__Aim__. Scan the records for the string "τιμῆς"; copy each line where it occurs.
━━━
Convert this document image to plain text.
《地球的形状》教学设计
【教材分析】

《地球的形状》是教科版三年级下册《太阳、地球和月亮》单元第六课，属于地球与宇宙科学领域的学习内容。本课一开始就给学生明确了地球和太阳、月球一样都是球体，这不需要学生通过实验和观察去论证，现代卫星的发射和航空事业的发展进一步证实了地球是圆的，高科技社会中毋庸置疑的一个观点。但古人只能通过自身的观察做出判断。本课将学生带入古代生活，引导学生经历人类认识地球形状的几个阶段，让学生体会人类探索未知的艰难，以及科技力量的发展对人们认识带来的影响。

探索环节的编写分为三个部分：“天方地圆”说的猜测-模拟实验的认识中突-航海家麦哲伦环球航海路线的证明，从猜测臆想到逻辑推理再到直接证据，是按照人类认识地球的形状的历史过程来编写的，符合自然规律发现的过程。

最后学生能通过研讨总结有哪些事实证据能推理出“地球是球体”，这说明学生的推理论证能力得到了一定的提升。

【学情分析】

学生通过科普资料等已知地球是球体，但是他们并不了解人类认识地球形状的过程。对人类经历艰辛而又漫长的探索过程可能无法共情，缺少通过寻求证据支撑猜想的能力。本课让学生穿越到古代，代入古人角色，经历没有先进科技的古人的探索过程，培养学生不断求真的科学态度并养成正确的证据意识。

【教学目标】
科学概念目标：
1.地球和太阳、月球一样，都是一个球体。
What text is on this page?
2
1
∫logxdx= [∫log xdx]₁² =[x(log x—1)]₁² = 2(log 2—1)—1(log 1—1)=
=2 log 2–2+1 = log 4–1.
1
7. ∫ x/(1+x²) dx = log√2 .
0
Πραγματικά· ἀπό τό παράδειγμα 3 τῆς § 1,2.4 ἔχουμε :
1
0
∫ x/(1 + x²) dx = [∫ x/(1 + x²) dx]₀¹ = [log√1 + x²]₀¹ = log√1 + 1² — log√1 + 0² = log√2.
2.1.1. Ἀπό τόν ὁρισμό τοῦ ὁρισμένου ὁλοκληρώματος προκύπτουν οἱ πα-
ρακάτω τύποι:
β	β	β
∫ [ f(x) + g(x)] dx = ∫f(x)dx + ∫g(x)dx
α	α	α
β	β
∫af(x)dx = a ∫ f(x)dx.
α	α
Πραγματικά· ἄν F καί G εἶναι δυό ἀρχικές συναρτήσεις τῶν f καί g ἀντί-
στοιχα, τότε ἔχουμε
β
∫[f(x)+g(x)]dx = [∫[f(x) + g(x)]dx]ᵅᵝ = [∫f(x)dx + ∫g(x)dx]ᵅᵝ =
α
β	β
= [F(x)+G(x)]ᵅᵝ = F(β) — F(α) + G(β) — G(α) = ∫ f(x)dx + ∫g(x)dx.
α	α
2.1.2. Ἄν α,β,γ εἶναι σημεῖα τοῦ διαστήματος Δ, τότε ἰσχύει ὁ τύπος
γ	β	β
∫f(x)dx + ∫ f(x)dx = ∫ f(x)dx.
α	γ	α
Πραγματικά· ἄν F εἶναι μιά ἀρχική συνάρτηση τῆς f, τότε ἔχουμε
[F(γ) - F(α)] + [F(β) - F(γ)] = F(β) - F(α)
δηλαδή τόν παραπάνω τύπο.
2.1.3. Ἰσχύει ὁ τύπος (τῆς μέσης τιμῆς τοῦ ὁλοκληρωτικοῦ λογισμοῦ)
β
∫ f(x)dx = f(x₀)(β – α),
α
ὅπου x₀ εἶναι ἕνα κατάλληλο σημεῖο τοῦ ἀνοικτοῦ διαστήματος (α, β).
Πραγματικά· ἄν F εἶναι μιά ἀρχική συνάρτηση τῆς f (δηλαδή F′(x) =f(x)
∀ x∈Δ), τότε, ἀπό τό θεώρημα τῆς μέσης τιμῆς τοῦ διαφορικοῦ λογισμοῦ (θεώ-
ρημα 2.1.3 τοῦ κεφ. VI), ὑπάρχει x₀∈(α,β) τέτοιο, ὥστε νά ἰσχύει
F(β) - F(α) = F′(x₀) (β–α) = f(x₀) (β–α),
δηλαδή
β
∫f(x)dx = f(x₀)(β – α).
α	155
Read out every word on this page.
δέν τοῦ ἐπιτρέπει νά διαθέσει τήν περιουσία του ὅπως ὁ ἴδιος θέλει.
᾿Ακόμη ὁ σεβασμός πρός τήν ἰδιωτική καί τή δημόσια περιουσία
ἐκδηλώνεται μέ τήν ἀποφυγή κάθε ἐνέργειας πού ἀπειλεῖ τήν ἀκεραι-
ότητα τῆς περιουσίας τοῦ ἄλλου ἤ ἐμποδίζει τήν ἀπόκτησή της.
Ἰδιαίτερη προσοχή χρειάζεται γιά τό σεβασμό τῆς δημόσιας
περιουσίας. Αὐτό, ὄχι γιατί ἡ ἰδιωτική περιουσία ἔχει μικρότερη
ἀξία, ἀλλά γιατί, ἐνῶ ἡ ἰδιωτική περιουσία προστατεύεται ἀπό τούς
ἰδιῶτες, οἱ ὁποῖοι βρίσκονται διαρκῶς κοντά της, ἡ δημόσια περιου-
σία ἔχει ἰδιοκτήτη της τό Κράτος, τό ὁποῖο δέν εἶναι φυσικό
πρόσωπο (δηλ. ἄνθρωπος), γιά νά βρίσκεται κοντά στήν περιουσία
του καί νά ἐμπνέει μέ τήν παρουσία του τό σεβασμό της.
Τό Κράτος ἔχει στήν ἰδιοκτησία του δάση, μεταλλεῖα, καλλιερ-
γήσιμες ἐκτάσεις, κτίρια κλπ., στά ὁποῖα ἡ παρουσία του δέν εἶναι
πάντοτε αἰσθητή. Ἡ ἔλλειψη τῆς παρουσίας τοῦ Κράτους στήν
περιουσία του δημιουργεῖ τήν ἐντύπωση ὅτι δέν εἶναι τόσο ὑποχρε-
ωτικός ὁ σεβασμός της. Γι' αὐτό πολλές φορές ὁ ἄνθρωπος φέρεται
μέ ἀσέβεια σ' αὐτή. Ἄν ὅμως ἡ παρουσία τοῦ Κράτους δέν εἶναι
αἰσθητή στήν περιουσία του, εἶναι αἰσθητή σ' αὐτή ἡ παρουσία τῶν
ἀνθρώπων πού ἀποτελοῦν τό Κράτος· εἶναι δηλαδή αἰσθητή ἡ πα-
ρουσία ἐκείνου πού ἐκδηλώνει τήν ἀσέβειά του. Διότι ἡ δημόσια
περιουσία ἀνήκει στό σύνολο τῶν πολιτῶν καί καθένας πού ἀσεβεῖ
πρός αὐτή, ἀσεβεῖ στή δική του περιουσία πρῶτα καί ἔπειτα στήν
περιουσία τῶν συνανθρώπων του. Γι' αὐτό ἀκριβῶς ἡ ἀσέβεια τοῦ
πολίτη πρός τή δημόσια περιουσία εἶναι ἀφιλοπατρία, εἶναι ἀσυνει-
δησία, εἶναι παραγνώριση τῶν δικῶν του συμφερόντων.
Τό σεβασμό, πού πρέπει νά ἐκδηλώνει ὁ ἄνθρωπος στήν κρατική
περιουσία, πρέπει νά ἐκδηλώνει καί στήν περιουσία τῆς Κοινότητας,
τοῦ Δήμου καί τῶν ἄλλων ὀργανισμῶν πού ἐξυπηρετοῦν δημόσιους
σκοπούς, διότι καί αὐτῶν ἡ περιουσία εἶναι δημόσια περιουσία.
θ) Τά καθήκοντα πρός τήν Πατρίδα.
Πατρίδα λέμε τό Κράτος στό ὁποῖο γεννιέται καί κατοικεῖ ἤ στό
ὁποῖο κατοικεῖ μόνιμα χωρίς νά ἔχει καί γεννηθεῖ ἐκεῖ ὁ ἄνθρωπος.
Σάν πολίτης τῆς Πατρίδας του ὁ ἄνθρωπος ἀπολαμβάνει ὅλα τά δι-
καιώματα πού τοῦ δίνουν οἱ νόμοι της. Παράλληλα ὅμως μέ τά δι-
━━━
__Response__.
2.1.3. Ἰσχύει ὁ τύπος (τῆς μέσης τιμῆς τοῦ ὁλοκληρωτικοῦ λογισμοῦ)
∀ x∈Δ), τότε, ἀπό τό θεώρημα τῆς μέσης τιμῆς τοῦ διαφορικοῦ λογισμοῦ (θεώ-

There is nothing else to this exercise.